Parts of the exercise:
- A) In the typhoid study text, how much blood was drawn from children at the study sites where only cases were recruited?
- B) Write out the typhoid study text word for word from "At the study sites where" to "in ambient temperatures.".

Text block:
........

Typhoid cases follow-up and recruitment of asymptomatic household participants
Patients who tested positive for S. Typhi received treatment and were followed up after 14 days’ post treatment. These index cases were requested to provide a stool/rectal sample to check for shedding. During follow-up, at least three asymptomatic household members living with the index case were invited to participate in the study after providing informed written and verbal consent. In instances where household contacts were less than three, the available ones were recruited. To be included in the study, the household contacts needed not to have experienced diarrhea within the previous month and were able to provide stool/or rectal samples.
Longitudinal Follow-up of typhoid cases and household contacts
The treated index cases and their household contacts were followed for three months to investigate convalescent shedding. In the first month, all participants underwent five follow-ups (day’s 0- follow-up (F)1, 3-F2, 7-F3, 14-F4, 28-F5) to maximize on isolating S. Typhi with the high frequency of sample collection. Individuals with persistent shedding (stool/rectal cultures tested positive for S. Typhi) had monthly stool/rectal samples collected for up to the third month. However, the follow-up was stopped after three consecutive negative cultures for S. Typhi.
Sample collection at the study sites and household levels
Upon presentation to the study sites, participants who met the inclusion criteria had their stool and blood samples taken. Participants who were unable to submit a stool sample had a rectal swab sample taken by the study team. During follow-ups, only stool/rectal samples were obtained from the treated index cases and the household participants. All the stool/rectal samples were transported in Cary Blair medium (Oxoid, Basingstoke, UK) in cold chain within 4 hours of collection.
At the study sites where only cases were recruited, aseptic venipuncture was used to obtain 1–3 ml and 8–10 ml of blood from children and adults, respectively. The blood was drawn using a sterile syringe, transferred to blood culture bottles, and shipped to Kenya Medical Research Institute (KEMRI) microbiology laboratory for processing in ambient temperatures.

........

Entries supplied:
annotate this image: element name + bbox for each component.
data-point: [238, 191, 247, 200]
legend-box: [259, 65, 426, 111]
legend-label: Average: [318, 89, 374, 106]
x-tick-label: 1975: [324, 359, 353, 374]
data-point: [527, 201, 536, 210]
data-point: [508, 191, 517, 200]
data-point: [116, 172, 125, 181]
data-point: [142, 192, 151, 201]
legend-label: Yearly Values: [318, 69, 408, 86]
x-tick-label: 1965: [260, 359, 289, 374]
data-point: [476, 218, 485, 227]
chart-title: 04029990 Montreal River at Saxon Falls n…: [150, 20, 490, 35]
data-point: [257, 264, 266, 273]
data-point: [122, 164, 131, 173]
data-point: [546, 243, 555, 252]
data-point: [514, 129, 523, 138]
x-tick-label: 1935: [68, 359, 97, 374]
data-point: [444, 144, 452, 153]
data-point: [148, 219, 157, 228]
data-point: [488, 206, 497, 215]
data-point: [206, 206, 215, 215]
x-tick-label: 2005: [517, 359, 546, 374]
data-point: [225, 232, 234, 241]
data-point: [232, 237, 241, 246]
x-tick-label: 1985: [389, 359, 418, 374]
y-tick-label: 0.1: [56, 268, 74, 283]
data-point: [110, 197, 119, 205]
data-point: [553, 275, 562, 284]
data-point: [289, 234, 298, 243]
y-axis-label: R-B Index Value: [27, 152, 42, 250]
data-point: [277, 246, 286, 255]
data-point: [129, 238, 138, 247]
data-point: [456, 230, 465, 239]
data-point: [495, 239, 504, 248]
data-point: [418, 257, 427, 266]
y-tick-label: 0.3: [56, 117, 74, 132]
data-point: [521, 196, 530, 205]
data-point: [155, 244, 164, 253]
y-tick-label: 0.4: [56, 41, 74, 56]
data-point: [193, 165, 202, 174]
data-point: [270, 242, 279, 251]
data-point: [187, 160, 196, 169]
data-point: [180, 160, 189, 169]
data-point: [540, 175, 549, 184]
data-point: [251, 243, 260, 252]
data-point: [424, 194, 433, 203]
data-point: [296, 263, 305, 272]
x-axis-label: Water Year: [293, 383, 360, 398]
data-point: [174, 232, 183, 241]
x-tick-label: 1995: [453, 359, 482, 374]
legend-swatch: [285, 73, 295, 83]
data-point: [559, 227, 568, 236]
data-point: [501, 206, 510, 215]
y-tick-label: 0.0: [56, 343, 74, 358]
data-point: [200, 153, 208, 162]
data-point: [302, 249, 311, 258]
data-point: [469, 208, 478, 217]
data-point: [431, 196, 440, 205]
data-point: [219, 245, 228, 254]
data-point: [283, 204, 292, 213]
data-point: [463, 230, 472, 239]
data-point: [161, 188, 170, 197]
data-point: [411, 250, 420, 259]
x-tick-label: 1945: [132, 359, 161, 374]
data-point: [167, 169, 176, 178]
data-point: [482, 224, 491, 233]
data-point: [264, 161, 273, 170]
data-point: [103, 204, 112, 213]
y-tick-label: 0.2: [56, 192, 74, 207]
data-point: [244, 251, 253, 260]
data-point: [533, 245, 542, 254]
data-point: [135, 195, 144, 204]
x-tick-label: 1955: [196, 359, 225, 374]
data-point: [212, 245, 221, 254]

........

Task solutions:
- A) 1–3 ml

- B)
At the study sites where only cases were recruited, aseptic venipuncture was used to obtain 1–3 ml and 8–10 ml of blood from children and adults, respectively. The blood was drawn using a sterile syringe, transferred to blood culture bottles, and shipped to Kenya Medical Research Institute (KEMRI) microbiology laboratory for processing in ambient temperatures.